=== Exercise requirements ===
Type out the complete listing below word for word, without its pictures.

=== Provided information ===
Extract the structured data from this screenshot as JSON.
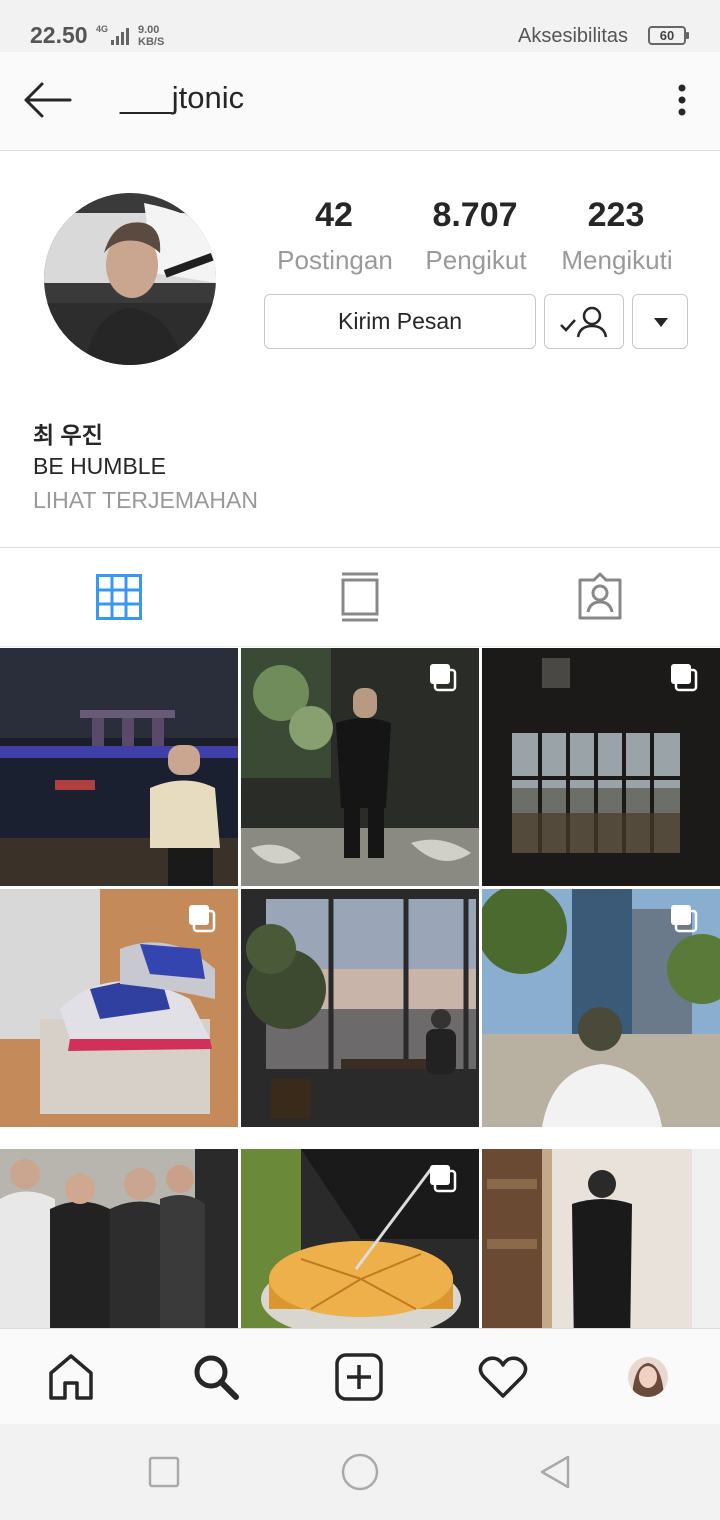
{
  "status_bar": {
    "time": "22.50",
    "network_type": "4G",
    "speed_value": "9.00",
    "speed_unit": "KB/S",
    "accessibility_label": "Aksesibilitas",
    "battery": "60"
  },
  "header": {
    "username": "___jtonic"
  },
  "profile": {
    "stats": [
      {
        "value": "42",
        "label": "Postingan"
      },
      {
        "value": "8.707",
        "label": "Pengikut"
      },
      {
        "value": "223",
        "label": "Mengikuti"
      }
    ],
    "message_button": "Kirim Pesan",
    "name": "최 우진",
    "bio": "BE HUMBLE",
    "translate_link": "LIHAT TERJEMAHAN"
  },
  "tabs": [
    {
      "icon": "grid-icon",
      "active": true
    },
    {
      "icon": "feed-icon",
      "active": false
    },
    {
      "icon": "tagged-icon",
      "active": false
    }
  ],
  "colors": {
    "accent_blue": "#3897f0",
    "text": "#262626",
    "muted": "#999999",
    "border": "#dbdbdb"
  },
  "posts": [
    {
      "scene": "night city harbor",
      "multi": false
    },
    {
      "scene": "mirror selfie suit",
      "multi": true
    },
    {
      "scene": "dark bar window",
      "multi": true
    },
    {
      "scene": "sneakers on box",
      "multi": true
    },
    {
      "scene": "window city view",
      "multi": false
    },
    {
      "scene": "street back view",
      "multi": true
    },
    {
      "scene": "group of friends",
      "multi": false
    },
    {
      "scene": "cutting crepe cake",
      "multi": true
    },
    {
      "scene": "mirror selfie doorway",
      "multi": false
    }
  ],
  "bottom_nav": [
    "home-icon",
    "search-icon",
    "new-post-icon",
    "activity-icon",
    "profile-avatar"
  ]
}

=== Task answer ===
Extract the structured data from this screenshot as JSON.
{
  "status_bar": {
    "time": "22.50",
    "network_type": "4G",
    "speed_value": "9.00",
    "speed_unit": "KB/S",
    "accessibility_label": "Aksesibilitas",
    "battery": "60"
  },
  "header": {
    "username": "___jtonic"
  },
  "profile": {
    "stats": [
      {
        "value": "42",
        "label": "Postingan"
      },
      {
        "value": "8.707",
        "label": "Pengikut"
      },
      {
        "value": "223",
        "label": "Mengikuti"
      }
    ],
    "message_button": "Kirim Pesan",
    "name": "최 우진",
    "bio": "BE HUMBLE",
    "translate_link": "LIHAT TERJEMAHAN"
  },
  "tabs": [
    {
      "icon": "grid-icon",
      "active": true
    },
    {
      "icon": "feed-icon",
      "active": false
    },
    {
      "icon": "tagged-icon",
      "active": false
    }
  ],
  "colors": {
    "accent_blue": "#3897f0",
    "text": "#262626",
    "muted": "#999999",
    "border": "#dbdbdb"
  },
  "posts": [
    {
      "scene": "night city harbor",
      "multi": false
    },
    {
      "scene": "mirror selfie suit",
      "multi": true
    },
    {
      "scene": "dark bar window",
      "multi": true
    },
    {
      "scene": "sneakers on box",
      "multi": true
    },
    {
      "scene": "window city view",
      "multi": false
    },
    {
      "scene": "street back view",
      "multi": true
    },
    {
      "scene": "group of friends",
      "multi": false
    },
    {
      "scene": "cutting crepe cake",
      "multi": true
    },
    {
      "scene": "mirror selfie doorway",
      "multi": false
    }
  ],
  "bottom_nav": [
    "home-icon",
    "search-icon",
    "new-post-icon",
    "activity-icon",
    "profile-avatar"
  ]
}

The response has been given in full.